## AIM
Copy the listing below, putting "outlier-marker" in place of every "outlier-point" and changing nothing else.

## RECORDS FOR PROCESSING
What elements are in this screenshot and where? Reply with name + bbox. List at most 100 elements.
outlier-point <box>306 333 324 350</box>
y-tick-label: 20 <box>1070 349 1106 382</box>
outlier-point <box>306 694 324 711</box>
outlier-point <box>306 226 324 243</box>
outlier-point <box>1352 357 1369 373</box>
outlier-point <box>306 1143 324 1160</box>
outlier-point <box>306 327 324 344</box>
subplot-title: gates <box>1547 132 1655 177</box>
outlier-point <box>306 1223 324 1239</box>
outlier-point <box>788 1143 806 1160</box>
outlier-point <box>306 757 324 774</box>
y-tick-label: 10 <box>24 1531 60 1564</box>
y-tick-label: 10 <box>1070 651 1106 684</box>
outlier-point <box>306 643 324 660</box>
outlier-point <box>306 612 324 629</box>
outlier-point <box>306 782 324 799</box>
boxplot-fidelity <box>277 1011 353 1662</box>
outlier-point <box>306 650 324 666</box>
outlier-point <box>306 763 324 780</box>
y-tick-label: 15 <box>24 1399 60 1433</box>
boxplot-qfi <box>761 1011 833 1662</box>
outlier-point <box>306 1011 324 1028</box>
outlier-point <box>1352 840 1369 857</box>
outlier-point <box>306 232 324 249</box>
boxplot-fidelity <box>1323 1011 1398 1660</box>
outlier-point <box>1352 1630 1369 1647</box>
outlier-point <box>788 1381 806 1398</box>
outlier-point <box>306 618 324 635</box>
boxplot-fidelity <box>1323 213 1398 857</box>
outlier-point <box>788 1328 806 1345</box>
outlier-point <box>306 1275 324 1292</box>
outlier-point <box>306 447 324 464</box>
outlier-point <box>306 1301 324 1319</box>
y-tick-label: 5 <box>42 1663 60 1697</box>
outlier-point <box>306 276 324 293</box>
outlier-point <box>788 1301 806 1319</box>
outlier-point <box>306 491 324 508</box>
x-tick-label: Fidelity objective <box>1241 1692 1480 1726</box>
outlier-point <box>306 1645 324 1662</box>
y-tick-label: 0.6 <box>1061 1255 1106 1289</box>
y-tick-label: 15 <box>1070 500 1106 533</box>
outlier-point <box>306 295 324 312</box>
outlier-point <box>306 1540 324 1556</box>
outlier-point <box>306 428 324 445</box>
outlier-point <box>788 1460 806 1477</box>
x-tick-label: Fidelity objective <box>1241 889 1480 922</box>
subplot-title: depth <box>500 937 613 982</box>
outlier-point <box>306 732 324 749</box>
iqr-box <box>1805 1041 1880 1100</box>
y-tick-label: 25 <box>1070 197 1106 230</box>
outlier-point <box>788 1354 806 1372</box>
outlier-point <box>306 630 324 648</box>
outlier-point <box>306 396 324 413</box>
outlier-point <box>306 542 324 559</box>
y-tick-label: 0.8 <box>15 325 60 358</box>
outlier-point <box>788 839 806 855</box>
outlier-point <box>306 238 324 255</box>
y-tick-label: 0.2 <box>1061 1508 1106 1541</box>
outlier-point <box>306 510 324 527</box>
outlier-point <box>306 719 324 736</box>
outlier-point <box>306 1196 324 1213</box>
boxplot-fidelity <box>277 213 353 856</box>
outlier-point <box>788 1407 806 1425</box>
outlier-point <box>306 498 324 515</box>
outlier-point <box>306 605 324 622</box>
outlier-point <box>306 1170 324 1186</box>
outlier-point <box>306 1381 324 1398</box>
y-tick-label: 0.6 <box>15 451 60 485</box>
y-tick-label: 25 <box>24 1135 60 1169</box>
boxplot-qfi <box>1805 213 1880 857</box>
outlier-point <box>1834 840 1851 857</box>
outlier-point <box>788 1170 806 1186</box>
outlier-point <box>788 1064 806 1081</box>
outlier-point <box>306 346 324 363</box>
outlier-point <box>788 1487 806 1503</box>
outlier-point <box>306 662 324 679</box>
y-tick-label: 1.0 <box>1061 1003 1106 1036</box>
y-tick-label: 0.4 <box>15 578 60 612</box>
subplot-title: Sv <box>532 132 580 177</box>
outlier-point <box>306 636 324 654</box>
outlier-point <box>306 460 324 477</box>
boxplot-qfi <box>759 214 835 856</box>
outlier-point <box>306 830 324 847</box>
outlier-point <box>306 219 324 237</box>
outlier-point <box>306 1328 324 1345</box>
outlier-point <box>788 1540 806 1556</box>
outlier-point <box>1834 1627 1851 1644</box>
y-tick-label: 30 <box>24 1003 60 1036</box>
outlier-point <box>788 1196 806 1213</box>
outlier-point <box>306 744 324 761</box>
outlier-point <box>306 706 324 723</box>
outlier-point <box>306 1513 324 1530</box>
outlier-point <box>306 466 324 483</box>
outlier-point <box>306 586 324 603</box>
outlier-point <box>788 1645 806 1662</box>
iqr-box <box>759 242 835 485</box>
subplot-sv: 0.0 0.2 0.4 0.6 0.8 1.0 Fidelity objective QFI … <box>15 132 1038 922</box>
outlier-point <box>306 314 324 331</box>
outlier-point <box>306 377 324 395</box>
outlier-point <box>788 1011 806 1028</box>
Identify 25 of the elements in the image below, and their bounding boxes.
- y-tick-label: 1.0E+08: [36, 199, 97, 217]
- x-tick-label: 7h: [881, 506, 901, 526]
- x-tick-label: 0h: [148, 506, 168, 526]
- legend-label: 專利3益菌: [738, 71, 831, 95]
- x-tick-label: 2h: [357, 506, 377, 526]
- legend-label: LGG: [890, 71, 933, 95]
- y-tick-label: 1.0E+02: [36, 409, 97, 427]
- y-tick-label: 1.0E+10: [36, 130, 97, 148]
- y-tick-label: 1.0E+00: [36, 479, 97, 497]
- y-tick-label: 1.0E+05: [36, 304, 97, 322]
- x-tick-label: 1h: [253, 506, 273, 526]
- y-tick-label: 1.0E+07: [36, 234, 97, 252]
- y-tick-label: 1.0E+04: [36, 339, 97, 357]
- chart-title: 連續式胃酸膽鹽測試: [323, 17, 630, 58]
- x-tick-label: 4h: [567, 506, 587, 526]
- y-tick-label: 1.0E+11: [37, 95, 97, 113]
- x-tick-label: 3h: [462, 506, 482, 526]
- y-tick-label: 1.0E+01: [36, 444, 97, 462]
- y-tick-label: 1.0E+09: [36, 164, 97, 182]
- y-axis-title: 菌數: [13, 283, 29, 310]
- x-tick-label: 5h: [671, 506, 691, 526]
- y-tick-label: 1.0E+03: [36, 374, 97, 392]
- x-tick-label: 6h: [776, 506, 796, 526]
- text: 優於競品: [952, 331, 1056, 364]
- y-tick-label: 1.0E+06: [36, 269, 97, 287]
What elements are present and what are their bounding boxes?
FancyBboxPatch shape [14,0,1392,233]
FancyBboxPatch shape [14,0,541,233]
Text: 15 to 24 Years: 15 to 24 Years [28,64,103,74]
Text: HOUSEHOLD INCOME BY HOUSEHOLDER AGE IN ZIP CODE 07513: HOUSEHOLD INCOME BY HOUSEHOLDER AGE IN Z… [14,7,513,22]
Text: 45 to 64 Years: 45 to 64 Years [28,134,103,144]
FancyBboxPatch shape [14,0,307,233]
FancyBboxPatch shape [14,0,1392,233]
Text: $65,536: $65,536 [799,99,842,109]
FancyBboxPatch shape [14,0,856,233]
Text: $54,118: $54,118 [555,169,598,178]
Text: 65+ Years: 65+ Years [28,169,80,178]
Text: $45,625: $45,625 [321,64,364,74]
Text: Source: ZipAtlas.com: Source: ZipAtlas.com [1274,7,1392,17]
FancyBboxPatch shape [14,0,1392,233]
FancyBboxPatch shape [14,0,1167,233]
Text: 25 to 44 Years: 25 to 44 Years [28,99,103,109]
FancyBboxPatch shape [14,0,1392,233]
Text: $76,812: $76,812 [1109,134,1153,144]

## OUTPUT OF THE TASK
What elements are in this screenshot and where? Reply with name + bbox. List at most 100 elements.
outlier-marker <box>306 333 324 350</box>
y-tick-label: 20 <box>1070 349 1106 382</box>
outlier-marker <box>306 694 324 711</box>
outlier-marker <box>306 226 324 243</box>
outlier-marker <box>1352 357 1369 373</box>
outlier-marker <box>306 1143 324 1160</box>
outlier-marker <box>306 327 324 344</box>
subplot-title: gates <box>1547 132 1655 177</box>
outlier-marker <box>306 1223 324 1239</box>
outlier-marker <box>788 1143 806 1160</box>
outlier-marker <box>306 757 324 774</box>
y-tick-label: 10 <box>24 1531 60 1564</box>
y-tick-label: 10 <box>1070 651 1106 684</box>
outlier-marker <box>306 643 324 660</box>
outlier-marker <box>306 612 324 629</box>
outlier-marker <box>306 782 324 799</box>
boxplot-fidelity <box>277 1011 353 1662</box>
outlier-marker <box>306 650 324 666</box>
outlier-marker <box>306 763 324 780</box>
y-tick-label: 15 <box>24 1399 60 1433</box>
boxplot-qfi <box>761 1011 833 1662</box>
outlier-marker <box>306 1011 324 1028</box>
outlier-marker <box>1352 840 1369 857</box>
outlier-marker <box>306 232 324 249</box>
boxplot-fidelity <box>1323 1011 1398 1660</box>
outlier-marker <box>1352 1630 1369 1647</box>
outlier-marker <box>788 1381 806 1398</box>
outlier-marker <box>306 618 324 635</box>
boxplot-fidelity <box>1323 213 1398 857</box>
outlier-marker <box>788 1328 806 1345</box>
outlier-marker <box>306 1275 324 1292</box>
outlier-marker <box>306 447 324 464</box>
outlier-marker <box>306 1301 324 1319</box>
y-tick-label: 5 <box>42 1663 60 1697</box>
outlier-marker <box>306 276 324 293</box>
outlier-marker <box>788 1301 806 1319</box>
outlier-marker <box>306 491 324 508</box>
x-tick-label: Fidelity objective <box>1241 1692 1480 1726</box>
outlier-marker <box>306 1645 324 1662</box>
y-tick-label: 0.6 <box>1061 1255 1106 1289</box>
y-tick-label: 15 <box>1070 500 1106 533</box>
outlier-marker <box>306 295 324 312</box>
outlier-marker <box>306 1540 324 1556</box>
outlier-marker <box>306 428 324 445</box>
outlier-marker <box>788 1460 806 1477</box>
x-tick-label: Fidelity objective <box>1241 889 1480 922</box>
subplot-title: depth <box>500 937 613 982</box>
outlier-marker <box>306 732 324 749</box>
iqr-box <box>1805 1041 1880 1100</box>
y-tick-label: 25 <box>1070 197 1106 230</box>
outlier-marker <box>788 1354 806 1372</box>
outlier-marker <box>306 630 324 648</box>
outlier-marker <box>306 396 324 413</box>
outlier-marker <box>306 542 324 559</box>
y-tick-label: 0.8 <box>15 325 60 358</box>
outlier-marker <box>788 839 806 855</box>
outlier-marker <box>306 238 324 255</box>
y-tick-label: 0.2 <box>1061 1508 1106 1541</box>
outlier-marker <box>306 510 324 527</box>
outlier-marker <box>306 719 324 736</box>
outlier-marker <box>306 1196 324 1213</box>
boxplot-fidelity <box>277 213 353 856</box>
outlier-marker <box>788 1407 806 1425</box>
outlier-marker <box>306 498 324 515</box>
outlier-marker <box>306 605 324 622</box>
outlier-marker <box>306 1170 324 1186</box>
outlier-marker <box>306 1381 324 1398</box>
y-tick-label: 0.6 <box>15 451 60 485</box>
y-tick-label: 25 <box>24 1135 60 1169</box>
boxplot-qfi <box>1805 213 1880 857</box>
outlier-marker <box>1834 840 1851 857</box>
outlier-marker <box>788 1170 806 1186</box>
outlier-marker <box>788 1064 806 1081</box>
outlier-marker <box>306 346 324 363</box>
outlier-marker <box>788 1487 806 1503</box>
outlier-marker <box>306 662 324 679</box>
y-tick-label: 1.0 <box>1061 1003 1106 1036</box>
y-tick-label: 0.4 <box>15 578 60 612</box>
subplot-title: Sv <box>532 132 580 177</box>
outlier-marker <box>306 636 324 654</box>
outlier-marker <box>306 460 324 477</box>
boxplot-qfi <box>759 214 835 856</box>
outlier-marker <box>306 830 324 847</box>
outlier-marker <box>306 219 324 237</box>
outlier-marker <box>306 1328 324 1345</box>
outlier-marker <box>788 1540 806 1556</box>
outlier-marker <box>1834 1627 1851 1644</box>
y-tick-label: 30 <box>24 1003 60 1036</box>
outlier-marker <box>788 1196 806 1213</box>
outlier-marker <box>306 744 324 761</box>
outlier-marker <box>306 706 324 723</box>
outlier-marker <box>306 1513 324 1530</box>
outlier-marker <box>306 466 324 483</box>
outlier-marker <box>306 586 324 603</box>
outlier-marker <box>788 1645 806 1662</box>
iqr-box <box>759 242 835 485</box>
subplot-sv: 0.0 0.2 0.4 0.6 0.8 1.0 Fidelity objective QFI … <box>15 132 1038 922</box>
outlier-marker <box>306 314 324 331</box>
outlier-marker <box>306 377 324 395</box>
outlier-marker <box>788 1011 806 1028</box>
Identify 25 of the elements in the image below, and their bounding boxes.
- y-tick-label: 1.0E+08: [36, 199, 97, 217]
- x-tick-label: 7h: [881, 506, 901, 526]
- x-tick-label: 0h: [148, 506, 168, 526]
- legend-label: 專利3益菌: [738, 71, 831, 95]
- x-tick-label: 2h: [357, 506, 377, 526]
- legend-label: LGG: [890, 71, 933, 95]
- y-tick-label: 1.0E+02: [36, 409, 97, 427]
- y-tick-label: 1.0E+10: [36, 130, 97, 148]
- y-tick-label: 1.0E+00: [36, 479, 97, 497]
- y-tick-label: 1.0E+05: [36, 304, 97, 322]
- x-tick-label: 1h: [253, 506, 273, 526]
- y-tick-label: 1.0E+07: [36, 234, 97, 252]
- y-tick-label: 1.0E+04: [36, 339, 97, 357]
- chart-title: 連續式胃酸膽鹽測試: [323, 17, 630, 58]
- x-tick-label: 4h: [567, 506, 587, 526]
- y-tick-label: 1.0E+11: [37, 95, 97, 113]
- x-tick-label: 3h: [462, 506, 482, 526]
- y-tick-label: 1.0E+01: [36, 444, 97, 462]
- y-tick-label: 1.0E+09: [36, 164, 97, 182]
- y-axis-title: 菌數: [13, 283, 29, 310]
- x-tick-label: 5h: [671, 506, 691, 526]
- y-tick-label: 1.0E+03: [36, 374, 97, 392]
- x-tick-label: 6h: [776, 506, 796, 526]
- text: 優於競品: [952, 331, 1056, 364]
- y-tick-label: 1.0E+06: [36, 269, 97, 287]
What elements are present and what are their bounding boxes?
FancyBboxPatch shape [14,0,1392,233]
FancyBboxPatch shape [14,0,541,233]
Text: 15 to 24 Years: 15 to 24 Years [28,64,103,74]
Text: HOUSEHOLD INCOME BY HOUSEHOLDER AGE IN ZIP CODE 07513: HOUSEHOLD INCOME BY HOUSEHOLDER AGE IN Z… [14,7,513,22]
Text: 45 to 64 Years: 45 to 64 Years [28,134,103,144]
FancyBboxPatch shape [14,0,307,233]
FancyBboxPatch shape [14,0,1392,233]
Text: $65,536: $65,536 [799,99,842,109]
FancyBboxPatch shape [14,0,856,233]
Text: $54,118: $54,118 [555,169,598,178]
Text: 65+ Years: 65+ Years [28,169,80,178]
Text: $45,625: $45,625 [321,64,364,74]
Text: Source: ZipAtlas.com: Source: ZipAtlas.com [1274,7,1392,17]
FancyBboxPatch shape [14,0,1392,233]
FancyBboxPatch shape [14,0,1167,233]
Text: 25 to 44 Years: 25 to 44 Years [28,99,103,109]
FancyBboxPatch shape [14,0,1392,233]
Text: $76,812: $76,812 [1109,134,1153,144]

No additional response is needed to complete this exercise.